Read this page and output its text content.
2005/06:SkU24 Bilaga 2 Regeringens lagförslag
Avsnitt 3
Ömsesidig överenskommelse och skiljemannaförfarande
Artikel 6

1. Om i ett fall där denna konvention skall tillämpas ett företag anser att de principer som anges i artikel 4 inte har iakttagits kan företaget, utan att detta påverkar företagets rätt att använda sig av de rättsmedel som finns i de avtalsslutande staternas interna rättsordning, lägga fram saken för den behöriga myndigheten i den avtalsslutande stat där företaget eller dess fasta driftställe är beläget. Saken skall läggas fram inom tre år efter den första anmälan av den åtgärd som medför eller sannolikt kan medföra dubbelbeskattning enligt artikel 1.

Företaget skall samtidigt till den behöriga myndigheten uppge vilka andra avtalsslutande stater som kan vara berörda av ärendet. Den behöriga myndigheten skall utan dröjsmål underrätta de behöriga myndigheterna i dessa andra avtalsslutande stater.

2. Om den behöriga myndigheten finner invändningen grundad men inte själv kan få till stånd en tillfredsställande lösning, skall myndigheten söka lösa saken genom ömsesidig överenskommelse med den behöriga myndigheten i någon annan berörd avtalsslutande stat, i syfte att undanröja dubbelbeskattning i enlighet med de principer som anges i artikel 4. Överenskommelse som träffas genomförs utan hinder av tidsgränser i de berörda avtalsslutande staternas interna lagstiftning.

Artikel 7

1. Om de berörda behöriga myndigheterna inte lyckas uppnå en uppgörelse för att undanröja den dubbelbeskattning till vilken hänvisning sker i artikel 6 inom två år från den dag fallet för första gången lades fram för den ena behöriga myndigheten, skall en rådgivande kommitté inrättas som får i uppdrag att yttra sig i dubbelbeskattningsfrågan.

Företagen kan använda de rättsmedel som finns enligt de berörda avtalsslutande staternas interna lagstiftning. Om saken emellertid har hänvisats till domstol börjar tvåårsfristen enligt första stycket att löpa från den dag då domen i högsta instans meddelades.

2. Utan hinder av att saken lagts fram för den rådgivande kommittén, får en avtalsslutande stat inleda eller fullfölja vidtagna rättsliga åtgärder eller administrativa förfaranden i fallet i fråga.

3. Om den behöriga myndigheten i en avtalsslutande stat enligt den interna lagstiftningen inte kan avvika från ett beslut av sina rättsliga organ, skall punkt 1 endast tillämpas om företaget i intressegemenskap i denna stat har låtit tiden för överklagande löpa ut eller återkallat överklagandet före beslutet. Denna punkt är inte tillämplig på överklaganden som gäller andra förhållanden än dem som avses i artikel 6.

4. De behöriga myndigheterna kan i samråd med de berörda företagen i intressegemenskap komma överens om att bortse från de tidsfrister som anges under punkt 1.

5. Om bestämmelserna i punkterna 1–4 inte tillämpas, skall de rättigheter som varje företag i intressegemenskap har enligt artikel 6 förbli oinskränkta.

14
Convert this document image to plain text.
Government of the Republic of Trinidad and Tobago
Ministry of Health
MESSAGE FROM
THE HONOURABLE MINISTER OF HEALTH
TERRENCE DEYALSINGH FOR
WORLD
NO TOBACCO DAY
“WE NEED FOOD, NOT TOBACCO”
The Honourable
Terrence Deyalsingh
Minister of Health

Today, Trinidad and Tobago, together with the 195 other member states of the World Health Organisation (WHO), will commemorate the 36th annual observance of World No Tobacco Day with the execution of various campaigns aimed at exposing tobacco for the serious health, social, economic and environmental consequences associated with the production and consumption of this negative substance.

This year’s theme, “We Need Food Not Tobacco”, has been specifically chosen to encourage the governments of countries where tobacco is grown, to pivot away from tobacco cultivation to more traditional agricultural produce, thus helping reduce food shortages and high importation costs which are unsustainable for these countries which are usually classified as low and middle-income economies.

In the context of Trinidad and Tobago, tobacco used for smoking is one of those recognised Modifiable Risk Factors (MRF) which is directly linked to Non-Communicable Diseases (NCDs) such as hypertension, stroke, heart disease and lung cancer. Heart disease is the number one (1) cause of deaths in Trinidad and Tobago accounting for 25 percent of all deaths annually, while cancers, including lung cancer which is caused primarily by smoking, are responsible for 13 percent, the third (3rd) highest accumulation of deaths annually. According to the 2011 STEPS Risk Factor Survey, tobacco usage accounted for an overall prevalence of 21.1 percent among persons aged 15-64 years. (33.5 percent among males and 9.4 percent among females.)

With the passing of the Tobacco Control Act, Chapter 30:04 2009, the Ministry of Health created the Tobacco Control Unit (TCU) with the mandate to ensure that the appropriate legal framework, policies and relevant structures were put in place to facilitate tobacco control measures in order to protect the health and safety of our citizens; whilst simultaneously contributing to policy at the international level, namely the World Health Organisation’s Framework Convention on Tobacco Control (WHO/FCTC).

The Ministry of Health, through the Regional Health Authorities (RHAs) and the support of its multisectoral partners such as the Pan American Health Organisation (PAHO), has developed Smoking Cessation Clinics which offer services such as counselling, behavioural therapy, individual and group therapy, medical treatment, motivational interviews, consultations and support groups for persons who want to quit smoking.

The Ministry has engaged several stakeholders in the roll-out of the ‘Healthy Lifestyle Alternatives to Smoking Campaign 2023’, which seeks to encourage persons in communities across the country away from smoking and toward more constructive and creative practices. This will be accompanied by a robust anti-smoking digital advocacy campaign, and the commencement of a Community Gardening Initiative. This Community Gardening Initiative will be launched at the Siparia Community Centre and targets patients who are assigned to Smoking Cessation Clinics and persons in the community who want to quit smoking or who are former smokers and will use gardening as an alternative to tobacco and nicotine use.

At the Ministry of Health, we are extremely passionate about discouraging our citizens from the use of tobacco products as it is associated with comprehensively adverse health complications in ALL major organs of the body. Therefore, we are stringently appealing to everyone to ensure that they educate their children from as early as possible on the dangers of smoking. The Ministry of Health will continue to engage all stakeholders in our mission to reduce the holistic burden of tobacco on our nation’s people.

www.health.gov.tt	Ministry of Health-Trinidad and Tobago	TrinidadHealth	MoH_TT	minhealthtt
■ ■ ■ ■ ■
_What this task involves:_
The lines to return are those with the string "andra" in them; copy each from the entries above.

_Response to the exercise:_
Företaget skall samtidigt till den behöriga myndigheten uppge vilka andra avtalsslutande stater som kan vara berörda av ärendet. Den behöriga myndigheten skall utan dröjsmål underrätta de behöriga myndigheterna i dessa andra avtalsslutande stater.
3. Om den behöriga myndigheten i en avtalsslutande stat enligt den interna lagstiftningen inte kan avvika från ett beslut av sina rättsliga organ, skall punkt 1 endast tillämpas om företaget i intressegemenskap i denna stat har låtit tiden för överklagande löpa ut eller återkallat överklagandet före beslutet. Denna punkt är inte tillämplig på överklaganden som gäller andra förhållanden än dem som avses i artikel 6.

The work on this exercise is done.